*What is needed*. Locate the lines of the listing below that hold "library", then copy each of them.

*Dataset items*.
______

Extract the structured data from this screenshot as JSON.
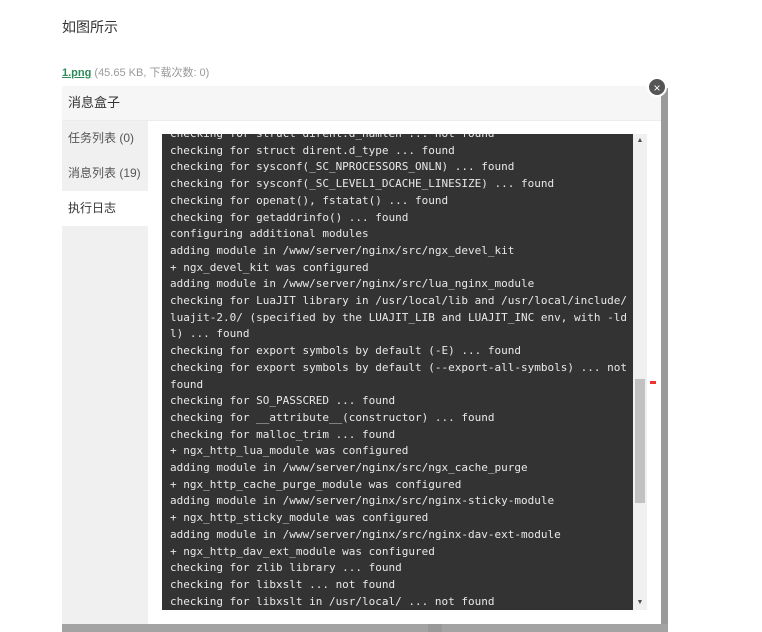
{
  "caption": "如图所示",
  "attachment": {
    "filename": "1.png",
    "meta": "(45.65 KB, 下载次数: 0)"
  },
  "modal": {
    "title": "消息盒子",
    "close_icon": "×",
    "tabs": [
      {
        "label": "任务列表 (0)",
        "active": false
      },
      {
        "label": "消息列表 (19)",
        "active": false
      },
      {
        "label": "执行日志",
        "active": true
      }
    ],
    "log_lines": [
      "checking for struct dirent.d_namlen ... not found",
      "checking for struct dirent.d_type ... found",
      "checking for sysconf(_SC_NPROCESSORS_ONLN) ... found",
      "checking for sysconf(_SC_LEVEL1_DCACHE_LINESIZE) ... found",
      "checking for openat(), fstatat() ... found",
      "checking for getaddrinfo() ... found",
      "configuring additional modules",
      "adding module in /www/server/nginx/src/ngx_devel_kit",
      "+ ngx_devel_kit was configured",
      "adding module in /www/server/nginx/src/lua_nginx_module",
      "checking for LuaJIT library in /usr/local/lib and /usr/local/include/luajit-2.0/ (specified by the LUAJIT_LIB and LUAJIT_INC env, with -ldl) ... found",
      "checking for export symbols by default (-E) ... found",
      "checking for export symbols by default (--export-all-symbols) ... not found",
      "checking for SO_PASSCRED ... found",
      "checking for __attribute__(constructor) ... found",
      "checking for malloc_trim ... found",
      "+ ngx_http_lua_module was configured",
      "adding module in /www/server/nginx/src/ngx_cache_purge",
      "+ ngx_http_cache_purge_module was configured",
      "adding module in /www/server/nginx/src/nginx-sticky-module",
      "+ ngx_http_sticky_module was configured",
      "adding module in /www/server/nginx/src/nginx-dav-ext-module",
      "+ ngx_http_dav_ext_module was configured",
      "checking for zlib library ... found",
      "checking for libxslt ... not found",
      "checking for libxslt in /usr/local/ ... not found"
    ],
    "scroll_up_icon": "▲",
    "scroll_down_icon": "▼",
    "scroll_position": 0.65
  }
}
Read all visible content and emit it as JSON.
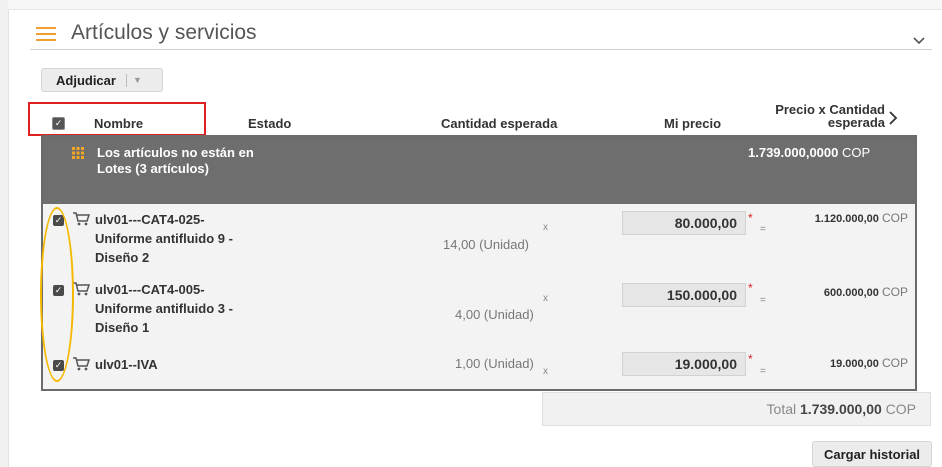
{
  "section": {
    "title": "Artículos y servicios"
  },
  "toolbar": {
    "adjudicar_label": "Adjudicar"
  },
  "table_headers": {
    "nombre": "Nombre",
    "estado": "Estado",
    "cantidad": "Cantidad esperada",
    "mi_precio": "Mi precio",
    "precio_x_cantidad_1": "Precio x Cantidad",
    "precio_x_cantidad_2": "esperada"
  },
  "group": {
    "line1": "Los artículos no están en",
    "line2": "Lotes (3 artículos)",
    "total_value": "1.739.000,0000",
    "total_currency": "COP"
  },
  "items": [
    {
      "line1": "ulv01---CAT4-025-",
      "line2": "Uniforme antifluido 9 -",
      "line3": "Diseño 2",
      "qty": "14,00 (Unidad)",
      "price": "80.000,00",
      "total": "1.120.000,00",
      "currency": "COP",
      "checked": true
    },
    {
      "line1": "ulv01---CAT4-005-",
      "line2": "Uniforme antifluido 3 -",
      "line3": "Diseño 1",
      "qty": "4,00 (Unidad)",
      "price": "150.000,00",
      "total": "600.000,00",
      "currency": "COP",
      "checked": true
    },
    {
      "line1": "ulv01--IVA",
      "line2": "",
      "line3": "",
      "qty": "1,00 (Unidad)",
      "price": "19.000,00",
      "total": "19.000,00",
      "currency": "COP",
      "checked": true
    }
  ],
  "signs": {
    "times": "x",
    "equals": "=",
    "required": "*",
    "check": "✓"
  },
  "footer": {
    "total_label": "Total",
    "total_value": "1.739.000,00",
    "total_currency": "COP"
  },
  "history_button": "Cargar historial",
  "colors": {
    "accent_orange": "#f0a030",
    "highlight_red": "#e02020",
    "highlight_yellow": "#f5b800",
    "group_bg": "#6e6e6e"
  }
}
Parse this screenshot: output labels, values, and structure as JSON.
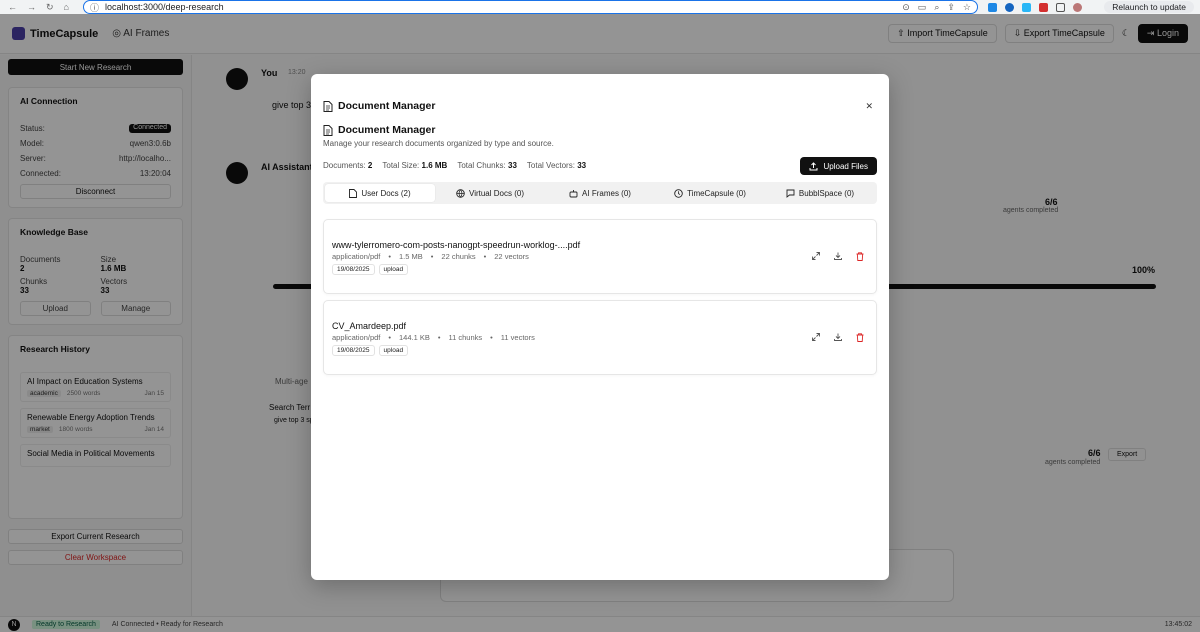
{
  "browser": {
    "url": "localhost:3000/deep-research",
    "relaunch": "Relaunch to update"
  },
  "app": {
    "brand": "TimeCapsule",
    "ai_frames": "AI Frames",
    "import": "Import TimeCapsule",
    "export": "Export TimeCapsule",
    "login": "Login"
  },
  "sidebar": {
    "new_research": "Start New Research",
    "ai_connection": {
      "title": "AI Connection",
      "status_label": "Status:",
      "status_value": "Connected",
      "model_label": "Model:",
      "model_value": "qwen3:0.6b",
      "server_label": "Server:",
      "server_value": "http://localho...",
      "connected_label": "Connected:",
      "connected_value": "13:20:04",
      "disconnect": "Disconnect"
    },
    "knowledge_base": {
      "title": "Knowledge Base",
      "documents_label": "Documents",
      "documents_value": "2",
      "size_label": "Size",
      "size_value": "1.6 MB",
      "chunks_label": "Chunks",
      "chunks_value": "33",
      "vectors_label": "Vectors",
      "vectors_value": "33",
      "upload": "Upload",
      "manage": "Manage"
    },
    "history": {
      "title": "Research History",
      "items": [
        {
          "title": "AI Impact on Education Systems",
          "tag": "academic",
          "words": "2500 words",
          "date": "Jan 15"
        },
        {
          "title": "Renewable Energy Adoption Trends",
          "tag": "market",
          "words": "1800 words",
          "date": "Jan 14"
        },
        {
          "title": "Social Media in Political Movements",
          "tag": "",
          "words": "",
          "date": ""
        }
      ]
    },
    "export_current": "Export Current Research",
    "clear": "Clear Workspace"
  },
  "main": {
    "you": "You",
    "you_time": "13:20",
    "query": "give top 3",
    "assistant": "AI Assistant",
    "agents1": "6/6",
    "agents_completed": "agents completed",
    "percent": "100%",
    "agents2": "6/6",
    "export": "Export",
    "multi": "Multi-age",
    "search_terms": "Search Terr",
    "search_query": "give top 3 sp"
  },
  "status": {
    "ready": "Ready to Research",
    "ai": "AI Connected • Ready for Research",
    "time": "13:45:02"
  },
  "modal": {
    "title": "Document Manager",
    "heading": "Document Manager",
    "description": "Manage your research documents organized by type and source.",
    "stats": {
      "documents_label": "Documents:",
      "documents": "2",
      "size_label": "Total Size:",
      "size": "1.6 MB",
      "chunks_label": "Total Chunks:",
      "chunks": "33",
      "vectors_label": "Total Vectors:",
      "vectors": "33"
    },
    "upload_files": "Upload Files",
    "tabs": [
      {
        "label": "User Docs (2)",
        "icon": "file-icon"
      },
      {
        "label": "Virtual Docs (0)",
        "icon": "globe-icon"
      },
      {
        "label": "AI Frames (0)",
        "icon": "frames-icon"
      },
      {
        "label": "TimeCapsule (0)",
        "icon": "clock-icon"
      },
      {
        "label": "BubblSpace (0)",
        "icon": "chat-icon"
      }
    ],
    "documents": [
      {
        "name": "www-tylerromero-com-posts-nanogpt-speedrun-worklog-....pdf",
        "type": "application/pdf",
        "size": "1.5 MB",
        "chunks": "22 chunks",
        "vectors": "22 vectors",
        "date": "19/08/2025",
        "source": "upload"
      },
      {
        "name": "CV_Amardeep.pdf",
        "type": "application/pdf",
        "size": "144.1 KB",
        "chunks": "11 chunks",
        "vectors": "11 vectors",
        "date": "19/08/2025",
        "source": "upload"
      }
    ]
  }
}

______

*Exercise answer*.
      "checking for LuaJIT library in /usr/local/lib and /usr/local/include/luajit-2.0/ (specified by the LUAJIT_LIB and LUAJIT_INC env, with -ldl) ... found",
      "checking for zlib library ... found",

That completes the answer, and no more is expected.